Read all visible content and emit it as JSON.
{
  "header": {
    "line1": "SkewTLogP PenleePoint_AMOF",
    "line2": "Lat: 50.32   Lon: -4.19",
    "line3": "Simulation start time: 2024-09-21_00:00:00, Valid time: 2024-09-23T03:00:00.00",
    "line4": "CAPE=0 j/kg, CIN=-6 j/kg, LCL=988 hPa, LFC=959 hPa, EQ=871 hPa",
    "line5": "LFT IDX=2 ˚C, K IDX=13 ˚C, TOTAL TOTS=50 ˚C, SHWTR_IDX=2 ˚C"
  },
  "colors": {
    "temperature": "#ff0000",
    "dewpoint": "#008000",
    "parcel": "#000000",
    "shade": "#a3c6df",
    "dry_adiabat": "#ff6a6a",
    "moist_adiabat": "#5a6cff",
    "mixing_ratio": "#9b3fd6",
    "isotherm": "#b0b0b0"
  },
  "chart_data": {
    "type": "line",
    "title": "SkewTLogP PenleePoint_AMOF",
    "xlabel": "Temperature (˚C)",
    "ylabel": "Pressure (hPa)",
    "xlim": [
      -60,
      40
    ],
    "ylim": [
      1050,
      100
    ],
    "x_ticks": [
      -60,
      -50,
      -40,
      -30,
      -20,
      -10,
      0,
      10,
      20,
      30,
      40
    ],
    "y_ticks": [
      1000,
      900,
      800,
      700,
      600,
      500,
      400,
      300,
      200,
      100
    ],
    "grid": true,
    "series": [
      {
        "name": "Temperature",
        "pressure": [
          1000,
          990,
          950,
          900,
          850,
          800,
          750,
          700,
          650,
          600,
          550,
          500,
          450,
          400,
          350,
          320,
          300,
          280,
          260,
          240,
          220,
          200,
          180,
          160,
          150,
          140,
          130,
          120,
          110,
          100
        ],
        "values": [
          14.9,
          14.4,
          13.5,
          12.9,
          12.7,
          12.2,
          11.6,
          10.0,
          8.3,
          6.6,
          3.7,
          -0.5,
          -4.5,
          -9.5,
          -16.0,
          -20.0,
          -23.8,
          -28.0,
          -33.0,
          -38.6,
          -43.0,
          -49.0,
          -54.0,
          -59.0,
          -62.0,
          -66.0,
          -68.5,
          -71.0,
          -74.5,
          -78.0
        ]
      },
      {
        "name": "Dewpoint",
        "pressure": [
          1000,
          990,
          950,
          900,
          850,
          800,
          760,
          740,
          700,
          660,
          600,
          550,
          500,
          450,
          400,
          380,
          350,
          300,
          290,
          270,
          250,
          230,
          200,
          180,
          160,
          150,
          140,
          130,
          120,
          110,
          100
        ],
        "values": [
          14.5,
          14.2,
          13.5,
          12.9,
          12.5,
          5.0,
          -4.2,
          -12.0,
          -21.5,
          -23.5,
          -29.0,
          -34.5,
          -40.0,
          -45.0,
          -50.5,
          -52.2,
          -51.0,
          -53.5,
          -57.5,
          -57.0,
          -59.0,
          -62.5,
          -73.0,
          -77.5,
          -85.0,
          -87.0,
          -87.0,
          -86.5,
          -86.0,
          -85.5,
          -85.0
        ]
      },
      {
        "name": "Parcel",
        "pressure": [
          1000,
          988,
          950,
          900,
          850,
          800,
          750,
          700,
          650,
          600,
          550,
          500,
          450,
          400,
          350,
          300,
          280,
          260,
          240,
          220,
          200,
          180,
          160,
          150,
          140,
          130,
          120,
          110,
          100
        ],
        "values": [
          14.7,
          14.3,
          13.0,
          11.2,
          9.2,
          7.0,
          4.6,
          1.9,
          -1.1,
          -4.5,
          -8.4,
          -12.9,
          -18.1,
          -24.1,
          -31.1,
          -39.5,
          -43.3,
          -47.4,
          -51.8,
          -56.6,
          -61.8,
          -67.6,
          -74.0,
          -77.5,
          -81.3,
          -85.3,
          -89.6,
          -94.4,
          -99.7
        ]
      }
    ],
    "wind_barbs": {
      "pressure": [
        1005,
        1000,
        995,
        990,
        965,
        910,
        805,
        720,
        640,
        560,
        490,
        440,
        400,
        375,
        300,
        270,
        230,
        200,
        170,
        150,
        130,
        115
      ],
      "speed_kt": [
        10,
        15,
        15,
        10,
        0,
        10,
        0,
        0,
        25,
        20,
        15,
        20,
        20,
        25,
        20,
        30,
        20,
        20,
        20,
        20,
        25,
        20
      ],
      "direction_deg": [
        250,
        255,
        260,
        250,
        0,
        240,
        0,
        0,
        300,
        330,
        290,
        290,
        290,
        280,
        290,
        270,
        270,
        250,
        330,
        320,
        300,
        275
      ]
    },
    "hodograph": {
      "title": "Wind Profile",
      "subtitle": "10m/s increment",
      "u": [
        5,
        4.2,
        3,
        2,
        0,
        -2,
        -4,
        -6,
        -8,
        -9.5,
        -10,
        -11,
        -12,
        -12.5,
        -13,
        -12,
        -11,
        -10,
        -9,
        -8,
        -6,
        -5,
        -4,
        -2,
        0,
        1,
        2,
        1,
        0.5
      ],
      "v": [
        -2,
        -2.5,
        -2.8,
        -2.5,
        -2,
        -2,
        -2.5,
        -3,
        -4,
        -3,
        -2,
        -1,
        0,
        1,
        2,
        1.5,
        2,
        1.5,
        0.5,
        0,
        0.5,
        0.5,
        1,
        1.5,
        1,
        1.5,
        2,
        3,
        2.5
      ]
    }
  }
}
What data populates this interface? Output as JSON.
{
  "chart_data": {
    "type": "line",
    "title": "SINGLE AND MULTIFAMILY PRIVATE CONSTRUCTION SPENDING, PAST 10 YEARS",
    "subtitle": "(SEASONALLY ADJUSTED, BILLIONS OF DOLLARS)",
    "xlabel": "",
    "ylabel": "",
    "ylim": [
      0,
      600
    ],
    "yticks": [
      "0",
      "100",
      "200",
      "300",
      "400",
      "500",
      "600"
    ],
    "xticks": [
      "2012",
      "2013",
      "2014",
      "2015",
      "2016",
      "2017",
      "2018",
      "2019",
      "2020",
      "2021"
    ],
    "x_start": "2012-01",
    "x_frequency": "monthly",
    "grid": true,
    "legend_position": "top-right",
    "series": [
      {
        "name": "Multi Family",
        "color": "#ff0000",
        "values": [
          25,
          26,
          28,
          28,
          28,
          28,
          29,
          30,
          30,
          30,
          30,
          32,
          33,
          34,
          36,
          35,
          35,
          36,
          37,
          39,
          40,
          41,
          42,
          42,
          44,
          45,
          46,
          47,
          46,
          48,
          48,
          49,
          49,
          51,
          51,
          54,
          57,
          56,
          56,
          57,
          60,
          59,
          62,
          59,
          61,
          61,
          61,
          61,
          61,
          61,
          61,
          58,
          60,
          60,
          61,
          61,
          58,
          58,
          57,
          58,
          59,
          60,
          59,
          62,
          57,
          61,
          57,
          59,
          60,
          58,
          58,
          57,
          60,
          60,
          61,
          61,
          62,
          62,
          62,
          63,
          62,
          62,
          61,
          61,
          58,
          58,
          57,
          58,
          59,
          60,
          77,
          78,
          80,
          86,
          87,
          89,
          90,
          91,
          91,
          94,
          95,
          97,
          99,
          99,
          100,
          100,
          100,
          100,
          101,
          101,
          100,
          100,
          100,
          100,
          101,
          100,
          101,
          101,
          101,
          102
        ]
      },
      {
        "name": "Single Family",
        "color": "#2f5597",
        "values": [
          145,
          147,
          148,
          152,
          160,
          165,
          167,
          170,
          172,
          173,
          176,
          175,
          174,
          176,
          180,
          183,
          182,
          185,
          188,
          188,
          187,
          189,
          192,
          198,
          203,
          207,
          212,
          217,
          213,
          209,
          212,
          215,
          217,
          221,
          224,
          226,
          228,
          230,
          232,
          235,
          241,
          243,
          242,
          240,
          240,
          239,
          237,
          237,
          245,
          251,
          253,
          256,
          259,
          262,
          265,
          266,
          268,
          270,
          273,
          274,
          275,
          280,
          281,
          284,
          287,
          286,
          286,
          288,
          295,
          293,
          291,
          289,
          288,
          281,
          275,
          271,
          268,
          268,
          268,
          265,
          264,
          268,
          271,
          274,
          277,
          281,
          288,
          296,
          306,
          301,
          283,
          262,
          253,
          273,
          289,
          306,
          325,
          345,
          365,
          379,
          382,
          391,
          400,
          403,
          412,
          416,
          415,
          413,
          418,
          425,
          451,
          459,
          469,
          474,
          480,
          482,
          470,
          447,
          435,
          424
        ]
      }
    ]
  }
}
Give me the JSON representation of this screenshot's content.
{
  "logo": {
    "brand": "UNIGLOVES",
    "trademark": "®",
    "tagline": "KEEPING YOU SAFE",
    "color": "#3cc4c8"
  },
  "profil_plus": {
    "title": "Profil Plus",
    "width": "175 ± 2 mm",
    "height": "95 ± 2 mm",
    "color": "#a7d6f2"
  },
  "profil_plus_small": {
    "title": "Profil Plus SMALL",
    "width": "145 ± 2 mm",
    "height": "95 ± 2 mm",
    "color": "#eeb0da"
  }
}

━━━

Directions for this task: Exactly and exclusively, repeat the lines from the line that contains "Give me the" through the end of the records, both ends included.

Reply to the task:
Give me the JSON representation of this screenshot's content.
{
  "logo": {
    "brand": "UNIGLOVES",
    "trademark": "®",
    "tagline": "KEEPING YOU SAFE",
    "color": "#3cc4c8"
  },
  "profil_plus": {
    "title": "Profil Plus",
    "width": "175 ± 2 mm",
    "height": "95 ± 2 mm",
    "color": "#a7d6f2"
  },
  "profil_plus_small": {
    "title": "Profil Plus SMALL",
    "width": "145 ± 2 mm",
    "height": "95 ± 2 mm",
    "color": "#eeb0da"
  }
}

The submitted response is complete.